**Description of the task:** Output all of the entries exactly as written.

[Exercise input start]

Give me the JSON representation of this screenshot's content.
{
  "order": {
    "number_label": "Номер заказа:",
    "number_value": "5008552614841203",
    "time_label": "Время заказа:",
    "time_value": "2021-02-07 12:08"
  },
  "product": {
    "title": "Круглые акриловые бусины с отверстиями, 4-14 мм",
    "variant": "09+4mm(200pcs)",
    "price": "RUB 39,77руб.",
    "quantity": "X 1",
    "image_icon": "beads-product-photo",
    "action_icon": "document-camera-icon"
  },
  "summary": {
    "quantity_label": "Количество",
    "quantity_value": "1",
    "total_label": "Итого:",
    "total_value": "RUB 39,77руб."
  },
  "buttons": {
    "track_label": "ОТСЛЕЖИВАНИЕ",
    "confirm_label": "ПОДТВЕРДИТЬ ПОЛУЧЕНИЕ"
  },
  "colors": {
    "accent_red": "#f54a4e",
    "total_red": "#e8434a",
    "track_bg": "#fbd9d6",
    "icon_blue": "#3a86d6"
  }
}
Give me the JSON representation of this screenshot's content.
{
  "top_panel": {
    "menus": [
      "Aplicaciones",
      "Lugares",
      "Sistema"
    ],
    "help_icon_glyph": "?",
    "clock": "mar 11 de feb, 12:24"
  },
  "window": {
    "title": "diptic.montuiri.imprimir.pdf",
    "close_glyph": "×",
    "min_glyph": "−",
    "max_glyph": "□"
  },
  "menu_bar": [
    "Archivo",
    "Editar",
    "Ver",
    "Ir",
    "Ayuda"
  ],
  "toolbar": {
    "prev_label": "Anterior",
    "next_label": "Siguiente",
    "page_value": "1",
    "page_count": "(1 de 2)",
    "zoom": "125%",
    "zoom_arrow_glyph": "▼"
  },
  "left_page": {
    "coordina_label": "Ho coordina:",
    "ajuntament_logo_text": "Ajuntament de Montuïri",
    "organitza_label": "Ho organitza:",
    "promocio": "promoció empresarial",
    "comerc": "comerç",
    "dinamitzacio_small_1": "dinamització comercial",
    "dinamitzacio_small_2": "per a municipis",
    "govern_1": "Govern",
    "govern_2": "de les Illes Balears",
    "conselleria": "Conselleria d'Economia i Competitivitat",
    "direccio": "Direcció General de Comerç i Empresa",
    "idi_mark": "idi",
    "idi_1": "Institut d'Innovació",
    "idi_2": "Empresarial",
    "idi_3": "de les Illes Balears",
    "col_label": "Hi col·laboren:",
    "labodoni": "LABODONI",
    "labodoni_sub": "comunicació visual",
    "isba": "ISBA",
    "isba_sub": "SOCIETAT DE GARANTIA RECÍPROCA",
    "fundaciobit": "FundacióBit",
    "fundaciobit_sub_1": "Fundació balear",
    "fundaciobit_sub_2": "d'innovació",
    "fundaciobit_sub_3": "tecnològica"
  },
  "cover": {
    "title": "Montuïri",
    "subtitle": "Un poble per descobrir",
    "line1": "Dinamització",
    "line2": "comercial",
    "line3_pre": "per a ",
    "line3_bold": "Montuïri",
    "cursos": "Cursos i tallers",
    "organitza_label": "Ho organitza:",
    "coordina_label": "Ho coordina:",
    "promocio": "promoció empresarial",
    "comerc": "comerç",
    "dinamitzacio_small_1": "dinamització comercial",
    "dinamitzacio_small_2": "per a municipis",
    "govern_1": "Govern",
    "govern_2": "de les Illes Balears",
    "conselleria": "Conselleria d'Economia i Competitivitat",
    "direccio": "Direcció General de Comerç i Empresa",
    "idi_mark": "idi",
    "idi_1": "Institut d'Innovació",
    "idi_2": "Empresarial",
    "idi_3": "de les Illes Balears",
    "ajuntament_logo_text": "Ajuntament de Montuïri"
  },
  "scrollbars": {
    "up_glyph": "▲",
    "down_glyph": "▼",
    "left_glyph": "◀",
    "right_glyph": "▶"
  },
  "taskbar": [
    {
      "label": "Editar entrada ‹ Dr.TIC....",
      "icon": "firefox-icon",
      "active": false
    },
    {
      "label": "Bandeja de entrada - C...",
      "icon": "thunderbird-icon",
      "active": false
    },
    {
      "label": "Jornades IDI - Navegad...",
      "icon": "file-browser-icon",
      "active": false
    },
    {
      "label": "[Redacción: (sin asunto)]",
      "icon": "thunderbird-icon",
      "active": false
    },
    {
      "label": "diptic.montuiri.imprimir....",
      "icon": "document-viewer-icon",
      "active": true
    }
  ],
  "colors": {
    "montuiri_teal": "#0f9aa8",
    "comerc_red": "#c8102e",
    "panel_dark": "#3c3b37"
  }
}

[Exercise input end]

**Task answer:**
Give me the JSON representation of this screenshot's content.
{
  "order": {
    "number_label": "Номер заказа:",
    "number_value": "5008552614841203",
    "time_label": "Время заказа:",
    "time_value": "2021-02-07 12:08"
  },
  "product": {
    "title": "Круглые акриловые бусины с отверстиями, 4-14 мм",
    "variant": "09+4mm(200pcs)",
    "price": "RUB 39,77руб.",
    "quantity": "X 1",
    "image_icon": "beads-product-photo",
    "action_icon": "document-camera-icon"
  },
  "summary": {
    "quantity_label": "Количество",
    "quantity_value": "1",
    "total_label": "Итого:",
    "total_value": "RUB 39,77руб."
  },
  "buttons": {
    "track_label": "ОТСЛЕЖИВАНИЕ",
    "confirm_label": "ПОДТВЕРДИТЬ ПОЛУЧЕНИЕ"
  },
  "colors": {
    "accent_red": "#f54a4e",
    "total_red": "#e8434a",
    "track_bg": "#fbd9d6",
    "icon_blue": "#3a86d6"
  }
}
Give me the JSON representation of this screenshot's content.
{
  "top_panel": {
    "menus": [
      "Aplicaciones",
      "Lugares",
      "Sistema"
    ],
    "help_icon_glyph": "?",
    "clock": "mar 11 de feb, 12:24"
  },
  "window": {
    "title": "diptic.montuiri.imprimir.pdf",
    "close_glyph": "×",
    "min_glyph": "−",
    "max_glyph": "□"
  },
  "menu_bar": [
    "Archivo",
    "Editar",
    "Ver",
    "Ir",
    "Ayuda"
  ],
  "toolbar": {
    "prev_label": "Anterior",
    "next_label": "Siguiente",
    "page_value": "1",
    "page_count": "(1 de 2)",
    "zoom": "125%",
    "zoom_arrow_glyph": "▼"
  },
  "left_page": {
    "coordina_label": "Ho coordina:",
    "ajuntament_logo_text": "Ajuntament de Montuïri",
    "organitza_label": "Ho organitza:",
    "promocio": "promoció empresarial",
    "comerc": "comerç",
    "dinamitzacio_small_1": "dinamització comercial",
    "dinamitzacio_small_2": "per a municipis",
    "govern_1": "Govern",
    "govern_2": "de les Illes Balears",
    "conselleria": "Conselleria d'Economia i Competitivitat",
    "direccio": "Direcció General de Comerç i Empresa",
    "idi_mark": "idi",
    "idi_1": "Institut d'Innovació",
    "idi_2": "Empresarial",
    "idi_3": "de les Illes Balears",
    "col_label": "Hi col·laboren:",
    "labodoni": "LABODONI",
    "labodoni_sub": "comunicació visual",
    "isba": "ISBA",
    "isba_sub": "SOCIETAT DE GARANTIA RECÍPROCA",
    "fundaciobit": "FundacióBit",
    "fundaciobit_sub_1": "Fundació balear",
    "fundaciobit_sub_2": "d'innovació",
    "fundaciobit_sub_3": "tecnològica"
  },
  "cover": {
    "title": "Montuïri",
    "subtitle": "Un poble per descobrir",
    "line1": "Dinamització",
    "line2": "comercial",
    "line3_pre": "per a ",
    "line3_bold": "Montuïri",
    "cursos": "Cursos i tallers",
    "organitza_label": "Ho organitza:",
    "coordina_label": "Ho coordina:",
    "promocio": "promoció empresarial",
    "comerc": "comerç",
    "dinamitzacio_small_1": "dinamització comercial",
    "dinamitzacio_small_2": "per a municipis",
    "govern_1": "Govern",
    "govern_2": "de les Illes Balears",
    "conselleria": "Conselleria d'Economia i Competitivitat",
    "direccio": "Direcció General de Comerç i Empresa",
    "idi_mark": "idi",
    "idi_1": "Institut d'Innovació",
    "idi_2": "Empresarial",
    "idi_3": "de les Illes Balears",
    "ajuntament_logo_text": "Ajuntament de Montuïri"
  },
  "scrollbars": {
    "up_glyph": "▲",
    "down_glyph": "▼",
    "left_glyph": "◀",
    "right_glyph": "▶"
  },
  "taskbar": [
    {
      "label": "Editar entrada ‹ Dr.TIC....",
      "icon": "firefox-icon",
      "active": false
    },
    {
      "label": "Bandeja de entrada - C...",
      "icon": "thunderbird-icon",
      "active": false
    },
    {
      "label": "Jornades IDI - Navegad...",
      "icon": "file-browser-icon",
      "active": false
    },
    {
      "label": "[Redacción: (sin asunto)]",
      "icon": "thunderbird-icon",
      "active": false
    },
    {
      "label": "diptic.montuiri.imprimir....",
      "icon": "document-viewer-icon",
      "active": true
    }
  ],
  "colors": {
    "montuiri_teal": "#0f9aa8",
    "comerc_red": "#c8102e",
    "panel_dark": "#3c3b37"
  }
}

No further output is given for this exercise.